-- Start of RECORDS SUPPLIED --

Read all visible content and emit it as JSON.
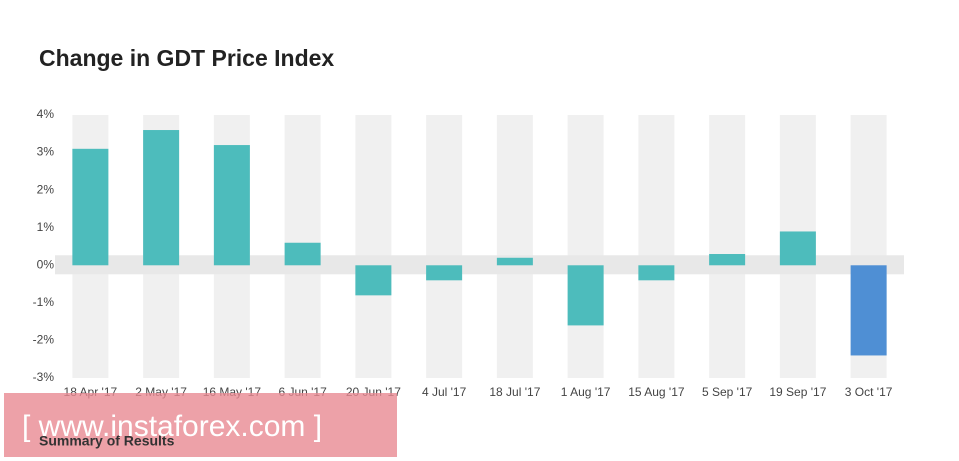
{
  "chart_data": {
    "type": "bar",
    "title": "Change in GDT Price Index",
    "categories": [
      "18 Apr '17",
      "2 May '17",
      "16 May '17",
      "6 Jun '17",
      "20 Jun '17",
      "4 Jul '17",
      "18 Jul '17",
      "1 Aug '17",
      "15 Aug '17",
      "5 Sep '17",
      "19 Sep '17",
      "3 Oct '17"
    ],
    "values": [
      3.1,
      3.6,
      3.2,
      0.6,
      -0.8,
      -0.4,
      0.2,
      -1.6,
      -0.4,
      0.3,
      0.9,
      -2.4
    ],
    "colors": [
      "#4dbcbc",
      "#4dbcbc",
      "#4dbcbc",
      "#4dbcbc",
      "#4dbcbc",
      "#4dbcbc",
      "#4dbcbc",
      "#4dbcbc",
      "#4dbcbc",
      "#4dbcbc",
      "#4dbcbc",
      "#4f8fd4"
    ],
    "ylim": [
      -3,
      4
    ],
    "yticks": [
      {
        "value": -3,
        "label": "-3%"
      },
      {
        "value": -2,
        "label": "-2%"
      },
      {
        "value": -1,
        "label": "-1%"
      },
      {
        "value": 0,
        "label": "0%"
      },
      {
        "value": 1,
        "label": "1%"
      },
      {
        "value": 2,
        "label": "2%"
      },
      {
        "value": 3,
        "label": "3%"
      },
      {
        "value": 4,
        "label": "4%"
      }
    ]
  },
  "footer": {
    "heading": "Summary of Results",
    "watermark": "[ www.instaforex.com ]"
  }
}
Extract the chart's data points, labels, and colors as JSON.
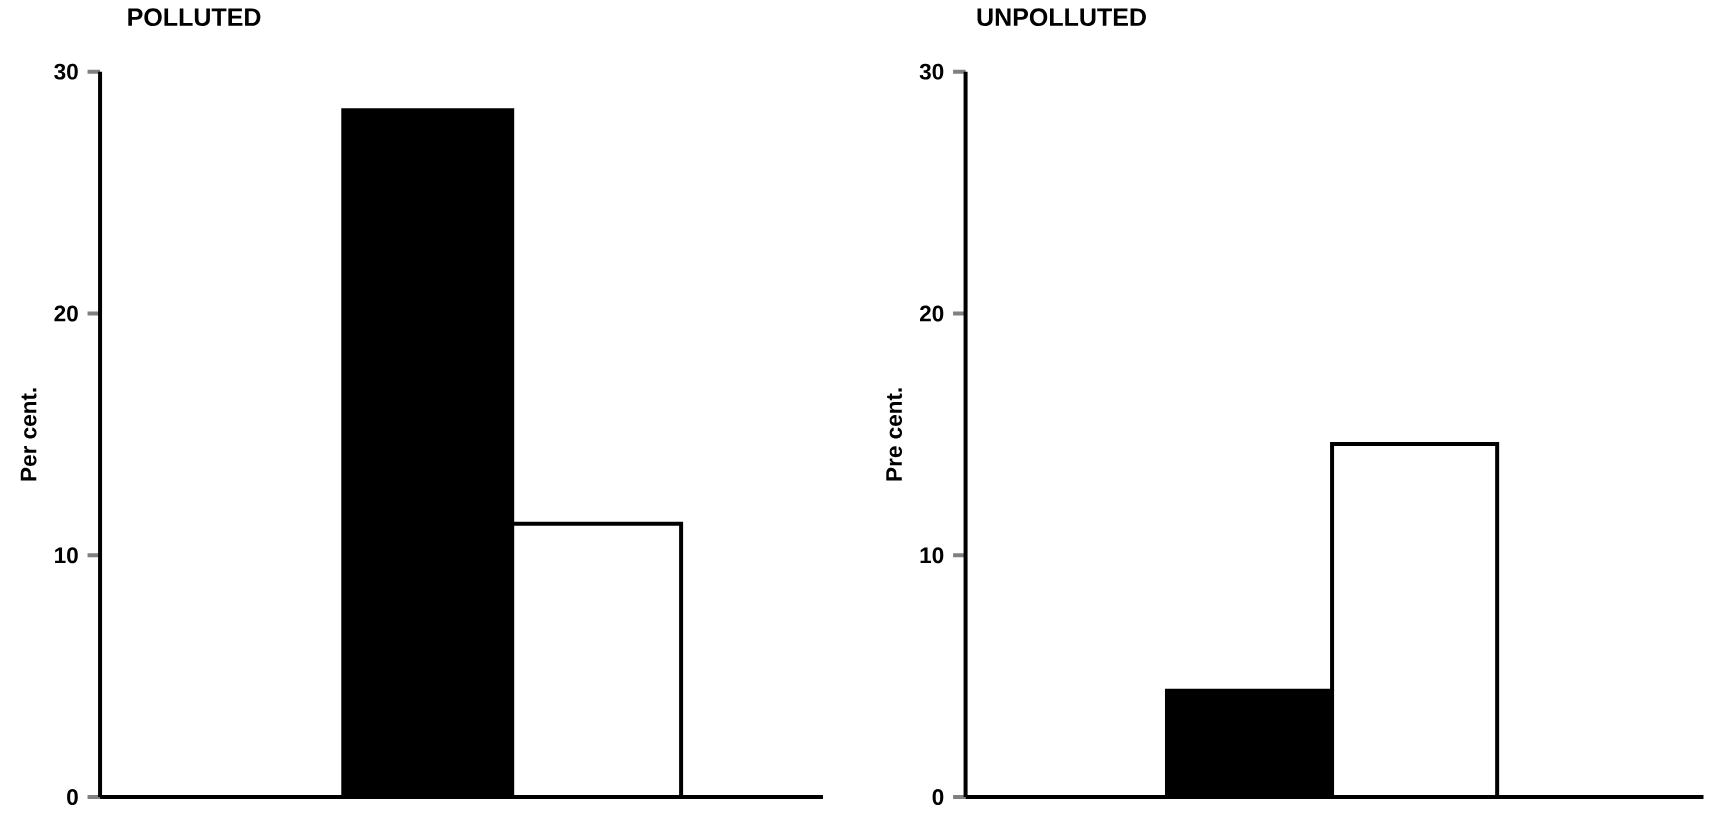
{
  "chart_data": [
    {
      "type": "bar",
      "title": "POLLUTED",
      "ylabel": "Per cent.",
      "categories": [
        null,
        null
      ],
      "values": [
        28.4,
        11.3
      ],
      "colors": [
        "#000000",
        "#ffffff"
      ],
      "ylim": [
        0,
        30
      ],
      "yticks": [
        0,
        10,
        20,
        30
      ],
      "tick_labels": "y"
    },
    {
      "type": "bar",
      "title": "UNPOLLUTED",
      "ylabel": "Pre cent.",
      "categories": [
        null,
        null
      ],
      "values": [
        4.4,
        14.6
      ],
      "colors": [
        "#000000",
        "#ffffff"
      ],
      "ylim": [
        0,
        30
      ],
      "yticks": [
        0,
        10,
        20,
        30
      ],
      "tick_labels": "y"
    }
  ]
}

-- End of RECORDS SUPPLIED --

Copy the records above exactly, leaving out every picture.

__COMPLETE RESPONSE__
Read all visible content and emit it as JSON.
{
  "chart_data": {
    "type": "bar",
    "title": "Change in GDT Price Index",
    "categories": [
      "18 Apr '17",
      "2 May '17",
      "16 May '17",
      "6 Jun '17",
      "20 Jun '17",
      "4 Jul '17",
      "18 Jul '17",
      "1 Aug '17",
      "15 Aug '17",
      "5 Sep '17",
      "19 Sep '17",
      "3 Oct '17"
    ],
    "values": [
      3.1,
      3.6,
      3.2,
      0.6,
      -0.8,
      -0.4,
      0.2,
      -1.6,
      -0.4,
      0.3,
      0.9,
      -2.4
    ],
    "colors": [
      "#4dbcbc",
      "#4dbcbc",
      "#4dbcbc",
      "#4dbcbc",
      "#4dbcbc",
      "#4dbcbc",
      "#4dbcbc",
      "#4dbcbc",
      "#4dbcbc",
      "#4dbcbc",
      "#4dbcbc",
      "#4f8fd4"
    ],
    "ylim": [
      -3,
      4
    ],
    "yticks": [
      {
        "value": -3,
        "label": "-3%"
      },
      {
        "value": -2,
        "label": "-2%"
      },
      {
        "value": -1,
        "label": "-1%"
      },
      {
        "value": 0,
        "label": "0%"
      },
      {
        "value": 1,
        "label": "1%"
      },
      {
        "value": 2,
        "label": "2%"
      },
      {
        "value": 3,
        "label": "3%"
      },
      {
        "value": 4,
        "label": "4%"
      }
    ]
  },
  "footer": {
    "heading": "Summary of Results",
    "watermark": "[ www.instaforex.com ]"
  }
}
Extract the chart's data points, labels, and colors as JSON.
{
  "chart_data": [
    {
      "type": "bar",
      "title": "POLLUTED",
      "ylabel": "Per cent.",
      "categories": [
        null,
        null
      ],
      "values": [
        28.4,
        11.3
      ],
      "colors": [
        "#000000",
        "#ffffff"
      ],
      "ylim": [
        0,
        30
      ],
      "yticks": [
        0,
        10,
        20,
        30
      ],
      "tick_labels": "y"
    },
    {
      "type": "bar",
      "title": "UNPOLLUTED",
      "ylabel": "Pre cent.",
      "categories": [
        null,
        null
      ],
      "values": [
        4.4,
        14.6
      ],
      "colors": [
        "#000000",
        "#ffffff"
      ],
      "ylim": [
        0,
        30
      ],
      "yticks": [
        0,
        10,
        20,
        30
      ],
      "tick_labels": "y"
    }
  ]
}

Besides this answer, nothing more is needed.